## Records shown
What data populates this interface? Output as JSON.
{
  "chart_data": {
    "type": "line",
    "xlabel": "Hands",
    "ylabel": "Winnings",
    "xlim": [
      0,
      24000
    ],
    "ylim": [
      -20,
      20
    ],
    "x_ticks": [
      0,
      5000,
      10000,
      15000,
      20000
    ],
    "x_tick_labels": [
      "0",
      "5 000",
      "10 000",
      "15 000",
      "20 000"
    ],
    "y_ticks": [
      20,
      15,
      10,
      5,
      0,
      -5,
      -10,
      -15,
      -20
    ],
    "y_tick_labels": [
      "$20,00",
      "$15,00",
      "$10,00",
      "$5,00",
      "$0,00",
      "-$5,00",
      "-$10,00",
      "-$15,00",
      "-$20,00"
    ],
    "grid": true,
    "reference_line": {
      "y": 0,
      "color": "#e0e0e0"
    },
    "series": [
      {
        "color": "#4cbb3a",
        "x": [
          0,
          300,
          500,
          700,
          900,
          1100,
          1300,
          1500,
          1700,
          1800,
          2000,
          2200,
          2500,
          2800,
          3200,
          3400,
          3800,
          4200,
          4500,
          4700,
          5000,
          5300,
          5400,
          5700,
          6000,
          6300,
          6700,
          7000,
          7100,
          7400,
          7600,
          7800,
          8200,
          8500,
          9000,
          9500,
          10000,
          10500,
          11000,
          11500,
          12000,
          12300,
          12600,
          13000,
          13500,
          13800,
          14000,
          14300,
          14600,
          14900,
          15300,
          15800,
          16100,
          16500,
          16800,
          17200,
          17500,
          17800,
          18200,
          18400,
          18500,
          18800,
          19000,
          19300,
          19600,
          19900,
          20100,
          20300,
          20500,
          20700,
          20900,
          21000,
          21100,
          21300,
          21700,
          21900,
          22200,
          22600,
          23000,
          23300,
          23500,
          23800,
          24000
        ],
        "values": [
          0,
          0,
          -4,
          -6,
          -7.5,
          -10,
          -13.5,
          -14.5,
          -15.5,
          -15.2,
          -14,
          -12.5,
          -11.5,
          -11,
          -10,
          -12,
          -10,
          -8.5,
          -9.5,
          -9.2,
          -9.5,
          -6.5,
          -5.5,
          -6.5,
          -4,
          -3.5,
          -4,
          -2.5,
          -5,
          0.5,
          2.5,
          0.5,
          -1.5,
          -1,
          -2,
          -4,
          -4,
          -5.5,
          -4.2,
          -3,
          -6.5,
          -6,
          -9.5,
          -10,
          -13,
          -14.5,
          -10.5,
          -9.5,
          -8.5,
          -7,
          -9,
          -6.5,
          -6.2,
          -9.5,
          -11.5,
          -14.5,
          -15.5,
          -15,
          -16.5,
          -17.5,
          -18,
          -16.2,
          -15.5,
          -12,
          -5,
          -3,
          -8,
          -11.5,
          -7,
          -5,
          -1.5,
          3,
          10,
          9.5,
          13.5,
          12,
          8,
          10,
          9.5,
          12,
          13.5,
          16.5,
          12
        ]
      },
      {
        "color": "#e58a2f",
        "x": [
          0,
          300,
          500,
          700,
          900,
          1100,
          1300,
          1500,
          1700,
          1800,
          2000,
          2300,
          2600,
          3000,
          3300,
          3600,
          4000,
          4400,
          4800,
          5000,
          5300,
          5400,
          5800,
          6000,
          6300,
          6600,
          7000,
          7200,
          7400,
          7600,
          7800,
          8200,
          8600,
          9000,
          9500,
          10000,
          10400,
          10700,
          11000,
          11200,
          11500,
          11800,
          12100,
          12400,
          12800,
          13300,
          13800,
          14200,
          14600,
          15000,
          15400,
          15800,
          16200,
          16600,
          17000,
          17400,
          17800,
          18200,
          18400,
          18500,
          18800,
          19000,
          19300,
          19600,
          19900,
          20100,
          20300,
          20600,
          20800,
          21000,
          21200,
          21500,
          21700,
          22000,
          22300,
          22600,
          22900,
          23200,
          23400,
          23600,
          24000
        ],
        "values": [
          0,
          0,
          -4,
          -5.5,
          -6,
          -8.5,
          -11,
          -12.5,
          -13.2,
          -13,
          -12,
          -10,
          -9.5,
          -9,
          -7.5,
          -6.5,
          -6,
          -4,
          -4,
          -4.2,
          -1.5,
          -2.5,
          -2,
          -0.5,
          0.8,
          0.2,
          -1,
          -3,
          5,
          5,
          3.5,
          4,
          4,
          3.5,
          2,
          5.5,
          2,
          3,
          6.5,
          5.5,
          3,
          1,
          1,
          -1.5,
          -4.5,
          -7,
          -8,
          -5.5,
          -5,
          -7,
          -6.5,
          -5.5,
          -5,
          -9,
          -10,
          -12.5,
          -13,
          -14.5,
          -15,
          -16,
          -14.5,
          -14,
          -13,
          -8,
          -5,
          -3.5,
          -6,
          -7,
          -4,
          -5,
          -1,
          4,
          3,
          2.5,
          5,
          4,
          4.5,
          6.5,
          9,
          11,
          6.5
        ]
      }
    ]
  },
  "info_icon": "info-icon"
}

## Work required
Check each line of the records for the word "color" and extract those that contain it.

## Complete answer
      "color": "#e0e0e0"
        "color": "#4cbb3a",
        "color": "#e58a2f",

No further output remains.